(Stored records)

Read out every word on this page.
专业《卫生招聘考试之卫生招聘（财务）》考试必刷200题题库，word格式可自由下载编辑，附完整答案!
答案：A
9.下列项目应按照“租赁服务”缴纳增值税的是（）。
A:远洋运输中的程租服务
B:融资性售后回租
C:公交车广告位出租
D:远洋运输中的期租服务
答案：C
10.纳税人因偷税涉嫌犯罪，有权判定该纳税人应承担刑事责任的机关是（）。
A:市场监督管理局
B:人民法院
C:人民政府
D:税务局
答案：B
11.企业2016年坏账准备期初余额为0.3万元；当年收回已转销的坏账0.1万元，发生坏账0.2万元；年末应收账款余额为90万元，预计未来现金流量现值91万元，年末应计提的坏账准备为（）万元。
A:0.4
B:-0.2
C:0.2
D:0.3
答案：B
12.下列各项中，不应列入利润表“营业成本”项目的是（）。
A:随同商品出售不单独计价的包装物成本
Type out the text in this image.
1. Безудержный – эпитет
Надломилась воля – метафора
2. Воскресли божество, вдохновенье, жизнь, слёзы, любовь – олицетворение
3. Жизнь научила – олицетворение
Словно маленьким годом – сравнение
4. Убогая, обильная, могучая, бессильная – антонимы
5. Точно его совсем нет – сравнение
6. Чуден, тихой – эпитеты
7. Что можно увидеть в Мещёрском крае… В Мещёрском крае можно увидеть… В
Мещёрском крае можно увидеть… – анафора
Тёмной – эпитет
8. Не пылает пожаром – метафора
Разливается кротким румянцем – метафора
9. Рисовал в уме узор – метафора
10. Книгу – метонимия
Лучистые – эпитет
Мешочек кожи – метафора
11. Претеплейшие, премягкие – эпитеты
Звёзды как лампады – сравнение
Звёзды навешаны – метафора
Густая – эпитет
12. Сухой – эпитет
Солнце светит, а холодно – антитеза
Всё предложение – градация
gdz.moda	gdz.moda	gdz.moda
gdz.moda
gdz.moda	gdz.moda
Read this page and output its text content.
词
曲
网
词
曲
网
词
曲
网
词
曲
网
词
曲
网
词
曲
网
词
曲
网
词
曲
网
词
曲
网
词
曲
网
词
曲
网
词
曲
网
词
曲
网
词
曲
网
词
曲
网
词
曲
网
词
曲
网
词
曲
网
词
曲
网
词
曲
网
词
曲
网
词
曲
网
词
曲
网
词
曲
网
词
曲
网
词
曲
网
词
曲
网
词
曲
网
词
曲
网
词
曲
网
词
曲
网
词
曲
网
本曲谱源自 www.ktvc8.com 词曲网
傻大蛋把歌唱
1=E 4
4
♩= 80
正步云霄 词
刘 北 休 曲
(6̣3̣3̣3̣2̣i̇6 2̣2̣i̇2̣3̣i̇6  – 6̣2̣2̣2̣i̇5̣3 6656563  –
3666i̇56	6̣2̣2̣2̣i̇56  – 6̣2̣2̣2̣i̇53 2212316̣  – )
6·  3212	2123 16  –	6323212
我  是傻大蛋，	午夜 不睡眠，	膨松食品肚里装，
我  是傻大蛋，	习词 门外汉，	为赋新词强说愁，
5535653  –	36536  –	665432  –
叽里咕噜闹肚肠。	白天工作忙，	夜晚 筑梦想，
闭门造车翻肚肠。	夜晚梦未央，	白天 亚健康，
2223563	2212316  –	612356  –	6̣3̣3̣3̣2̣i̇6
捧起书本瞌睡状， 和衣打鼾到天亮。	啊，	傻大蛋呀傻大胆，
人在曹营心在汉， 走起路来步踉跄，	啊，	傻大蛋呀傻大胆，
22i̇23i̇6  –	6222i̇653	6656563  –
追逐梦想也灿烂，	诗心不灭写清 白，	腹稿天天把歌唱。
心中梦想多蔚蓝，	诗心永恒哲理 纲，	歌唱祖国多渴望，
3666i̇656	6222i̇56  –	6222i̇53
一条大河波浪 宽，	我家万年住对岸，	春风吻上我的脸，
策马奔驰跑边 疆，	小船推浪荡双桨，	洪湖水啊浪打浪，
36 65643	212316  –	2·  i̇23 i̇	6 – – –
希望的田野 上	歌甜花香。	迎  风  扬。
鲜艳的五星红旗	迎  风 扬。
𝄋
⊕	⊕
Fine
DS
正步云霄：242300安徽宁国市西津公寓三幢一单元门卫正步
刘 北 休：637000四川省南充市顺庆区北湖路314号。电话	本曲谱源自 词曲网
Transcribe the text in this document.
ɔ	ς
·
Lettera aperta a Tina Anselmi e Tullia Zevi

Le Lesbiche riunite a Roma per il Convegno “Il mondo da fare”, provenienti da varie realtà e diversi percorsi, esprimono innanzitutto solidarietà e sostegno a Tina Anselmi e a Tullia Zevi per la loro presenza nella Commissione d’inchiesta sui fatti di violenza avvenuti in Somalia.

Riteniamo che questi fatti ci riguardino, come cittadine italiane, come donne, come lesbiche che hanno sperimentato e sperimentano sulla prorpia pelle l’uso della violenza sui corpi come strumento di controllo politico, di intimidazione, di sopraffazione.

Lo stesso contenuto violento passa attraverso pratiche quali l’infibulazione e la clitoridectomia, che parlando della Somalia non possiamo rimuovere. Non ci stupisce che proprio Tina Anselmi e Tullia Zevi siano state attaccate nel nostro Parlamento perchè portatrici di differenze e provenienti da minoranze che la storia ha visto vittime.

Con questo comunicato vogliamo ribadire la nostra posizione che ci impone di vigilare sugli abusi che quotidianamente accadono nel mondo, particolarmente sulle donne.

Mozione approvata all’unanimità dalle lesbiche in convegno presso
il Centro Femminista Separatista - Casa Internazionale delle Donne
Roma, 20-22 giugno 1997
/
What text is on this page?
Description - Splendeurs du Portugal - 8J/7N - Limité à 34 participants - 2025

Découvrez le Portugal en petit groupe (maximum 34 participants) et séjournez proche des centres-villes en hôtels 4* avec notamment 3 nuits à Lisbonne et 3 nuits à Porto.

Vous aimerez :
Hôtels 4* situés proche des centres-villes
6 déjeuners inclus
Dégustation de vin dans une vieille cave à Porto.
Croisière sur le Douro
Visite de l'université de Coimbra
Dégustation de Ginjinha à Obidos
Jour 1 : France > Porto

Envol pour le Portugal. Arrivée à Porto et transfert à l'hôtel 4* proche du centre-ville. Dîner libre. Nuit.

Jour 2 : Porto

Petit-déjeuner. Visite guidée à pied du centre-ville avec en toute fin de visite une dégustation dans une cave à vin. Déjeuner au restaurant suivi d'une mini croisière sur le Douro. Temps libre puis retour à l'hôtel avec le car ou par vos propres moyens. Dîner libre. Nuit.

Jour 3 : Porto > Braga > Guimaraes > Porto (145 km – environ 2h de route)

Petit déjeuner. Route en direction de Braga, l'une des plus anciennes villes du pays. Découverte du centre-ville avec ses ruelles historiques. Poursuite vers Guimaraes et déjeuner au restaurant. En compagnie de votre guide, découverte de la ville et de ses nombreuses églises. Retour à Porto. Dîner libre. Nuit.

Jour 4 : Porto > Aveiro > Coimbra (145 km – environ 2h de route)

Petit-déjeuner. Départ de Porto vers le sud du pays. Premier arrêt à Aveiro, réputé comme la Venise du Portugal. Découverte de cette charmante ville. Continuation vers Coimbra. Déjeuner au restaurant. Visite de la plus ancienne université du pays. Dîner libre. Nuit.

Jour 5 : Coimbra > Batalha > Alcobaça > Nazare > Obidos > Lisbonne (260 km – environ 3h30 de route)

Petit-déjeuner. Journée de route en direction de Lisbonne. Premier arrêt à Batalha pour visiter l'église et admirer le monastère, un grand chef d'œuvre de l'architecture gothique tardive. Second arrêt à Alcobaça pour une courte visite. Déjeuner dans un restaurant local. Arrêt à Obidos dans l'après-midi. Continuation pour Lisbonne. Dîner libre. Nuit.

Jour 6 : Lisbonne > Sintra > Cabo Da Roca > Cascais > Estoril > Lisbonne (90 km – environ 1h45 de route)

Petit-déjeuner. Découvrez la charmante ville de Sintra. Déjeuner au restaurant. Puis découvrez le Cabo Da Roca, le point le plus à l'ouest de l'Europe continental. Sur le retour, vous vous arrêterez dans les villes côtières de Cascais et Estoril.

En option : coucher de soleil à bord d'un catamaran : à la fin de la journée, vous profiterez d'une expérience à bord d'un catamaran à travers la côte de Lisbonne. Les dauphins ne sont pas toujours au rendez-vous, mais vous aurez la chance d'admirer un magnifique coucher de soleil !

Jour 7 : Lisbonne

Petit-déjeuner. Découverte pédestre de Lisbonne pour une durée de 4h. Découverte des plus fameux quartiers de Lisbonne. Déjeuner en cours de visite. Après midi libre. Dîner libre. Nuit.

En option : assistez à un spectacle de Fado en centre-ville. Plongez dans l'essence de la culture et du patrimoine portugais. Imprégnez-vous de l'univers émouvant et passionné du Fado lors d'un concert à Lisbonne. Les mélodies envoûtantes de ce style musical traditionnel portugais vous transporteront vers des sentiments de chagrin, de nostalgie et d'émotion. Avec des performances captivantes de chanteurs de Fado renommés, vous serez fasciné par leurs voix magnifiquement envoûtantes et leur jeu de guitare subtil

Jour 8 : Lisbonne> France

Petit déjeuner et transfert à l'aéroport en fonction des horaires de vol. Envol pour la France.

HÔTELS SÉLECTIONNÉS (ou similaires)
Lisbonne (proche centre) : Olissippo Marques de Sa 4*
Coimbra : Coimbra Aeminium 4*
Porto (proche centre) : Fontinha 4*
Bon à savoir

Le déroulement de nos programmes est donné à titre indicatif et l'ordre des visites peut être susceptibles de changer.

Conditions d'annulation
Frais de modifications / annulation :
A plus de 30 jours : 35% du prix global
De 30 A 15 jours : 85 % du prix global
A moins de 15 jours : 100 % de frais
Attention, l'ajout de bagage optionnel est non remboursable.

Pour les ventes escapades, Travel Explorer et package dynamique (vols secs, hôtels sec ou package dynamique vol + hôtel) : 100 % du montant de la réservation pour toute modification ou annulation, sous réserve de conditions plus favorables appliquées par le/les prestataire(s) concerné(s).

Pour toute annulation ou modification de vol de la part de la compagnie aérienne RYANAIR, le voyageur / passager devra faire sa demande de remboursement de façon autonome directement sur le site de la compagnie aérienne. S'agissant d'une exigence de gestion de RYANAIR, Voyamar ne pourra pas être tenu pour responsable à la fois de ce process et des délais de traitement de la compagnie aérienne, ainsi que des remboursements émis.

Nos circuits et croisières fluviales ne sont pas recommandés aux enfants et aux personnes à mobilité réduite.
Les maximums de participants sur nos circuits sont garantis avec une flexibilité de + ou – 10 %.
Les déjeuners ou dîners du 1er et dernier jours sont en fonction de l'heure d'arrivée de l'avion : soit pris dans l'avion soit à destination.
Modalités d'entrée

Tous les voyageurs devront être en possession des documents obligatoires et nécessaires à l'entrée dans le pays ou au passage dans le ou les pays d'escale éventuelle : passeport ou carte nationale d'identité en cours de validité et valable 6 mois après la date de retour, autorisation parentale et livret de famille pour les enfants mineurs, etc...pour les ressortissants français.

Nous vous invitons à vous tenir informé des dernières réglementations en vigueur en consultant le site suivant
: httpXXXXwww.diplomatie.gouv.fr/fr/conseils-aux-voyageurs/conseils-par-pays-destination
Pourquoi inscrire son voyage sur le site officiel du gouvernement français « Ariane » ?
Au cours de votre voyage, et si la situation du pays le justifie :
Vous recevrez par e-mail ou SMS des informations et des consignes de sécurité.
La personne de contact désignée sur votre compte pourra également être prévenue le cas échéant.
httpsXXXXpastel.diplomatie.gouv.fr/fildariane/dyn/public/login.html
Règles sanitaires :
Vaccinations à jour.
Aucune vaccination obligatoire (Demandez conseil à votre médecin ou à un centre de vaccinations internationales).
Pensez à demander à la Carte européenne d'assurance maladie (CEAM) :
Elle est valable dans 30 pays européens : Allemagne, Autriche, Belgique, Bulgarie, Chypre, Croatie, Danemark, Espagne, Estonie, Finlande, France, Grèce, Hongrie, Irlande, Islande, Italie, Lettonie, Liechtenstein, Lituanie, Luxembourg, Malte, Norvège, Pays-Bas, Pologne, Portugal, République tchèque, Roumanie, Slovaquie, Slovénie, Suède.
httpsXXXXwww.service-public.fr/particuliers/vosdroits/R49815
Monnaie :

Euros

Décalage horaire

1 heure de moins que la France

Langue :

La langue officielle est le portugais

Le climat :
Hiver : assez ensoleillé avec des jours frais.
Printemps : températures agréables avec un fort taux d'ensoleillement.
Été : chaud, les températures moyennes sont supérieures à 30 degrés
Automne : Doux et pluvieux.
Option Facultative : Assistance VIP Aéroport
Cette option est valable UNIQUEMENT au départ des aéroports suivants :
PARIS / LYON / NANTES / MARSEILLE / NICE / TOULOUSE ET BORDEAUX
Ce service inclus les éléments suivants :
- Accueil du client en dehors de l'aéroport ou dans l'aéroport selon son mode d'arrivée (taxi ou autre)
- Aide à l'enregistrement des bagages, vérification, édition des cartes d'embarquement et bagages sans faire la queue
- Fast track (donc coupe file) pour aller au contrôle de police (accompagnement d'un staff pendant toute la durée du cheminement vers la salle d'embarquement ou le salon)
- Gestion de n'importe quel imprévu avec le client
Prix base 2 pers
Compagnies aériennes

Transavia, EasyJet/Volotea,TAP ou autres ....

What the exercise asks
From the listing, copy every line where the string "fatti" appears.

Written answer
Le Lesbiche riunite a Roma per il Convegno “Il mondo da fare”, provenienti da varie realtà e diversi percorsi, esprimono innanzitutto solidarietà e sostegno a Tina Anselmi e a Tullia Zevi per la loro presenza nella Commissione d’inchiesta sui fatti di violenza avvenuti in Somalia.
Riteniamo che questi fatti ci riguardino, come cittadine italiane, come donne, come lesbiche che hanno sperimentato e sperimentano sulla prorpia pelle l’uso della violenza sui corpi come strumento di controllo politico, di intimidazione, di sopraffazione.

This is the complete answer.